> **WHAT IS REQUIRED**: Write out the data below in full, unchanged, minus the images.

+++ ITEMS +++

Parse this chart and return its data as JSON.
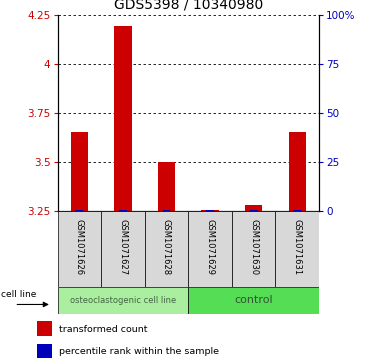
{
  "title": "GDS5398 / 10340980",
  "samples": [
    "GSM1071626",
    "GSM1071627",
    "GSM1071628",
    "GSM1071629",
    "GSM1071630",
    "GSM1071631"
  ],
  "transformed_counts": [
    3.65,
    4.19,
    3.5,
    3.255,
    3.28,
    3.65
  ],
  "percentile_ranks_pct": [
    5,
    5,
    5,
    2,
    5,
    5
  ],
  "baseline": 3.25,
  "ylim_min": 3.25,
  "ylim_max": 4.25,
  "yticks_left": [
    3.25,
    3.5,
    3.75,
    4.0,
    4.25
  ],
  "yticks_left_labels": [
    "3.25",
    "3.5",
    "3.75",
    "4",
    "4.25"
  ],
  "yticks_right_vals": [
    0,
    25,
    50,
    75,
    100
  ],
  "yticks_right_pos": [
    3.25,
    3.5,
    3.75,
    4.0,
    4.25
  ],
  "yticks_right_labels": [
    "0",
    "25",
    "50",
    "75",
    "100%"
  ],
  "bar_color_red": "#cc0000",
  "bar_color_blue": "#0000bb",
  "group1_label": "osteoclastogenic cell line",
  "group2_label": "control",
  "cell_line_label": "cell line",
  "legend_red": "transformed count",
  "legend_blue": "percentile rank within the sample",
  "group1_color": "#aaeea0",
  "group2_color": "#55dd55",
  "header_bg": "#d8d8d8",
  "title_fontsize": 10,
  "tick_fontsize": 7.5,
  "bar_width": 0.4,
  "blue_bar_width": 0.18
}
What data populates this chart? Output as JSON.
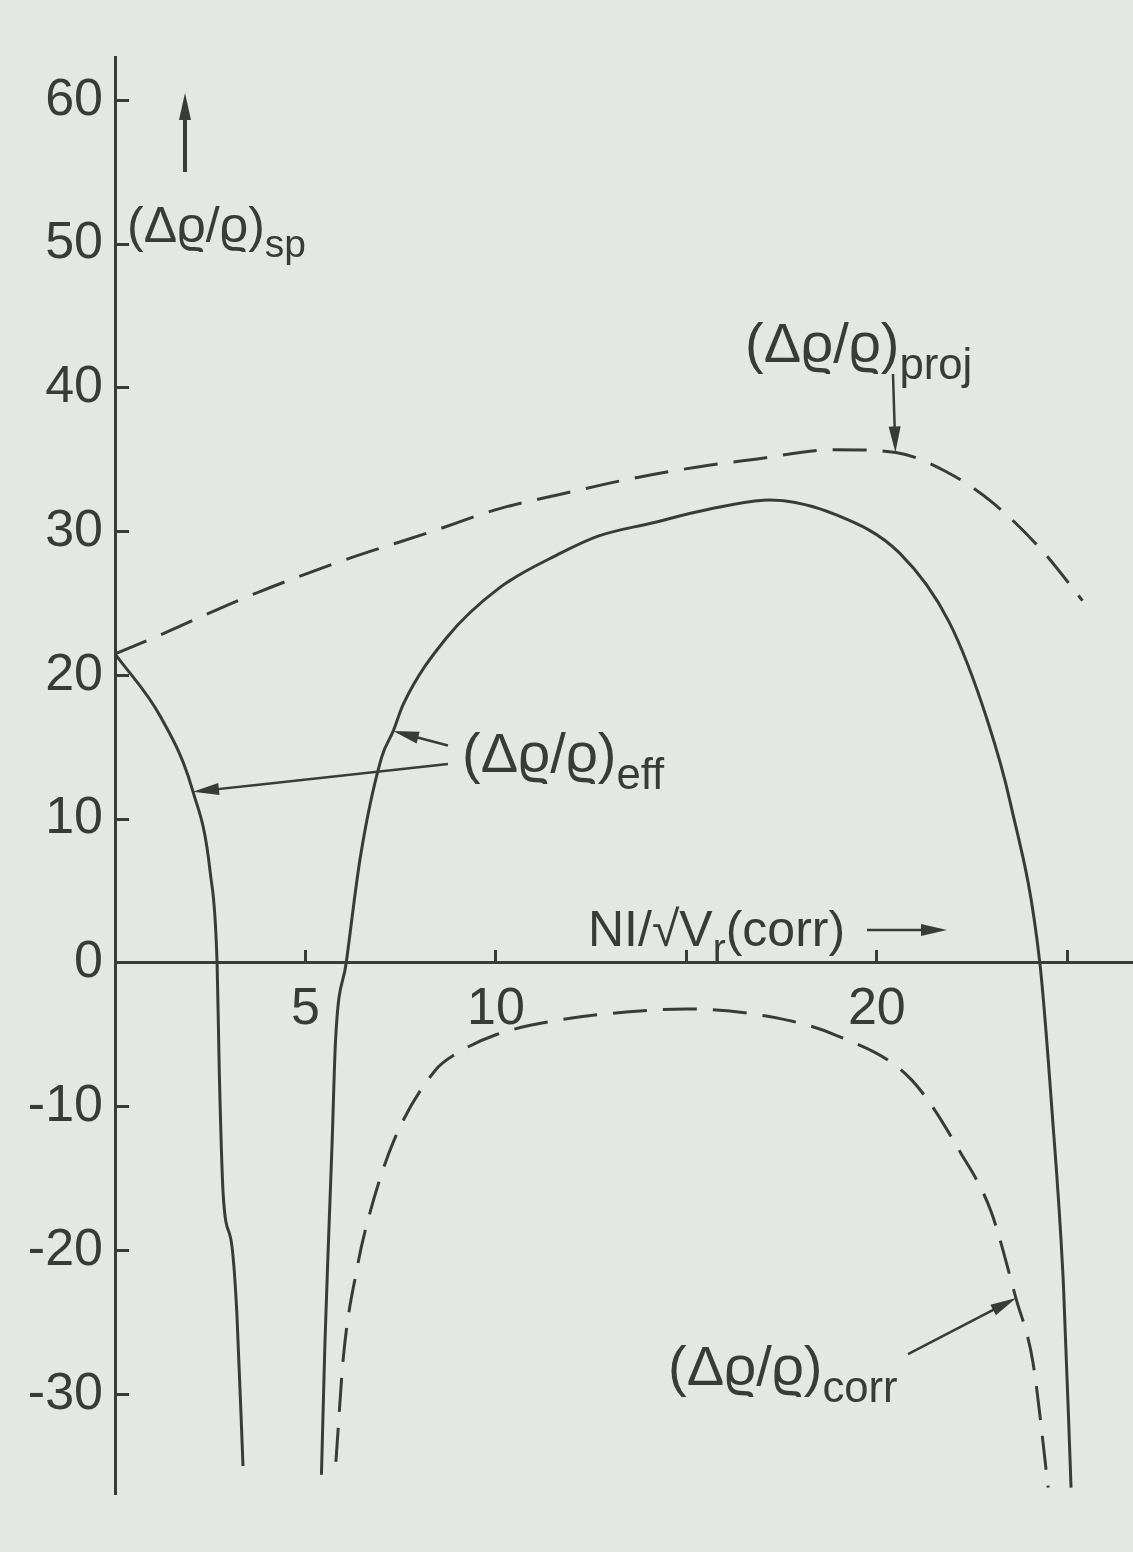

+++

> **TASK RESPONSE**:
Parse this chart and return its data as JSON.
{
  "title": "GDS5398 / 10340980",
  "samples": [
    "GSM1071626",
    "GSM1071627",
    "GSM1071628",
    "GSM1071629",
    "GSM1071630",
    "GSM1071631"
  ],
  "transformed_counts": [
    3.65,
    4.19,
    3.5,
    3.255,
    3.28,
    3.65
  ],
  "percentile_ranks_pct": [
    5,
    5,
    5,
    2,
    5,
    5
  ],
  "baseline": 3.25,
  "ylim_min": 3.25,
  "ylim_max": 4.25,
  "yticks_left": [
    3.25,
    3.5,
    3.75,
    4.0,
    4.25
  ],
  "yticks_left_labels": [
    "3.25",
    "3.5",
    "3.75",
    "4",
    "4.25"
  ],
  "yticks_right_vals": [
    0,
    25,
    50,
    75,
    100
  ],
  "yticks_right_pos": [
    3.25,
    3.5,
    3.75,
    4.0,
    4.25
  ],
  "yticks_right_labels": [
    "0",
    "25",
    "50",
    "75",
    "100%"
  ],
  "bar_color_red": "#cc0000",
  "bar_color_blue": "#0000bb",
  "group1_label": "osteoclastogenic cell line",
  "group2_label": "control",
  "cell_line_label": "cell line",
  "legend_red": "transformed count",
  "legend_blue": "percentile rank within the sample",
  "group1_color": "#aaeea0",
  "group2_color": "#55dd55",
  "header_bg": "#d8d8d8",
  "title_fontsize": 10,
  "tick_fontsize": 7.5,
  "bar_width": 0.4,
  "blue_bar_width": 0.18
}
What data populates this chart? Output as JSON.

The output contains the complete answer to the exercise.